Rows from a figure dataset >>
* * * * * * *
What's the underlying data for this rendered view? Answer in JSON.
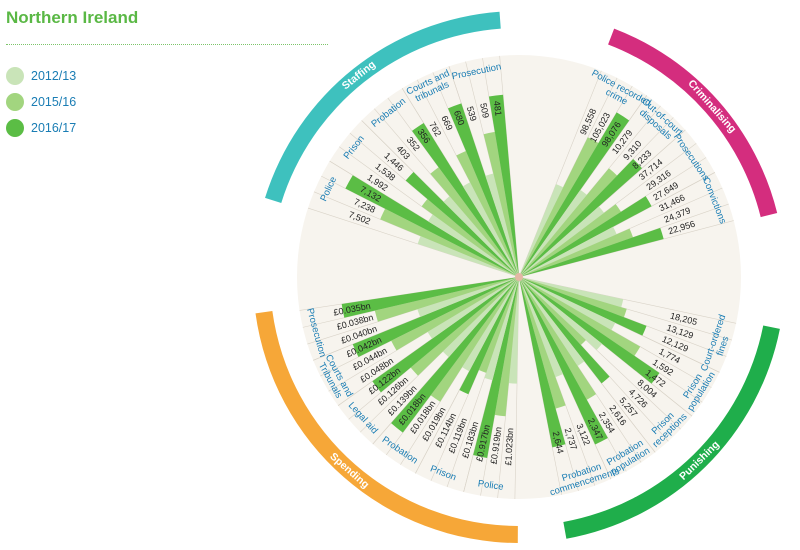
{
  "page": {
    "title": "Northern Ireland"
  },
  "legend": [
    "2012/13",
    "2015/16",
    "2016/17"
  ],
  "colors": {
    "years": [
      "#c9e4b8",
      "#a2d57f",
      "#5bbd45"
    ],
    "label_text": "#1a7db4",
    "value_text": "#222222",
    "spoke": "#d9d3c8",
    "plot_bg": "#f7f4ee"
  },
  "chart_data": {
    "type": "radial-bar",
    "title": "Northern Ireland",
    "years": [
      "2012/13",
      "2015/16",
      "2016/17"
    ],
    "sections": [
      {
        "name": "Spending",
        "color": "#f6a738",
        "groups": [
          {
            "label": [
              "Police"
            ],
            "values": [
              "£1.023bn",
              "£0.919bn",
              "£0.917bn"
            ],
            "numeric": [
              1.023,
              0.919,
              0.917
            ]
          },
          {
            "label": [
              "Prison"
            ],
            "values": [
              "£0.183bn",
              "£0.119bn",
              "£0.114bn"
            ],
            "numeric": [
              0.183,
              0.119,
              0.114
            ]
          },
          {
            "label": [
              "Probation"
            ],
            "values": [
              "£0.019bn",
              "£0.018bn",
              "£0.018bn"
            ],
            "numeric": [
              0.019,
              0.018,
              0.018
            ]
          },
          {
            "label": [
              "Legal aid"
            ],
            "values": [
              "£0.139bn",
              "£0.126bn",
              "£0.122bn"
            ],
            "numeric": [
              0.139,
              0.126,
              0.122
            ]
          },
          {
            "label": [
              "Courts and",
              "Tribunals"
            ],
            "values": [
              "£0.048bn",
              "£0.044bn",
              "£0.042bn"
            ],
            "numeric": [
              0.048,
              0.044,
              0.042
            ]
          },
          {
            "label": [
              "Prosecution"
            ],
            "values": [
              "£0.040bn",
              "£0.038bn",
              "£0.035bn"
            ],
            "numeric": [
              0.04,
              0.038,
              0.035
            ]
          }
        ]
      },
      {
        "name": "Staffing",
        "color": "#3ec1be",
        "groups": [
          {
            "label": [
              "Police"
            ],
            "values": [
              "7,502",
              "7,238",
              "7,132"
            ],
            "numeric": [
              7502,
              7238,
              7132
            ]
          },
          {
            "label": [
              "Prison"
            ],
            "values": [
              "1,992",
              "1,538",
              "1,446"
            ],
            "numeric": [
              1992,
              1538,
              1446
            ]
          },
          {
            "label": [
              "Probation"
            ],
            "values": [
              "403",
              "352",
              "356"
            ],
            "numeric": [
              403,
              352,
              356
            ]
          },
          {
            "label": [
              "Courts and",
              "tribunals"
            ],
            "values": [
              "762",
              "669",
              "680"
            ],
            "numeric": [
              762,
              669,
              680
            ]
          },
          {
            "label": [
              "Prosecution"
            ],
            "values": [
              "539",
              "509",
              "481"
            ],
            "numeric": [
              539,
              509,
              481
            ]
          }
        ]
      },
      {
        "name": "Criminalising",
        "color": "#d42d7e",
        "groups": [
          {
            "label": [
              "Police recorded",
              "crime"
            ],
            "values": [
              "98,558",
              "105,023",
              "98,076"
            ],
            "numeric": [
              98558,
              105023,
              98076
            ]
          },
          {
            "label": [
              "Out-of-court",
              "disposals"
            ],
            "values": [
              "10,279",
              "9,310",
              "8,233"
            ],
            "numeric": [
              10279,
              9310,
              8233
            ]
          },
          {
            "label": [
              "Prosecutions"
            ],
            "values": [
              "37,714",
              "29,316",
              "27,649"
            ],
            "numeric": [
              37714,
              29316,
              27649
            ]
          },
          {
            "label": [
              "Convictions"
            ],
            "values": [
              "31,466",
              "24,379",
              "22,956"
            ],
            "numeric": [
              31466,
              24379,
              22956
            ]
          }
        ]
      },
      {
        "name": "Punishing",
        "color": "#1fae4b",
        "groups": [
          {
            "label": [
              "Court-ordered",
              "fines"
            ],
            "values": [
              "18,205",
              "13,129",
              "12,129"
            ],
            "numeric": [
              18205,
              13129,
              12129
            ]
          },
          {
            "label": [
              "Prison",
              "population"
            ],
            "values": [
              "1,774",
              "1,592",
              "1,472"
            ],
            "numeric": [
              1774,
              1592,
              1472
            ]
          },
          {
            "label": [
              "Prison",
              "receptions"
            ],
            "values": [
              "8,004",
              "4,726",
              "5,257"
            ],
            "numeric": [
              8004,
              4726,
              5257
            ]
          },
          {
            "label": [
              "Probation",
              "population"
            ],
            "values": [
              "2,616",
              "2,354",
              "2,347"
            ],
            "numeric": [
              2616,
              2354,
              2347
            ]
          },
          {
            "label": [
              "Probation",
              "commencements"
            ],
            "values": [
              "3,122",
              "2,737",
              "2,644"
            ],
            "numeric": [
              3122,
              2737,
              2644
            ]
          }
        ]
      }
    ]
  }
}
* * * * * * *
GOAL >> Find the lines that include the string "Northern", then copy each of them.

WRITTEN RESPONSE >>
    "title": "Northern Ireland"
    "title": "Northern Ireland",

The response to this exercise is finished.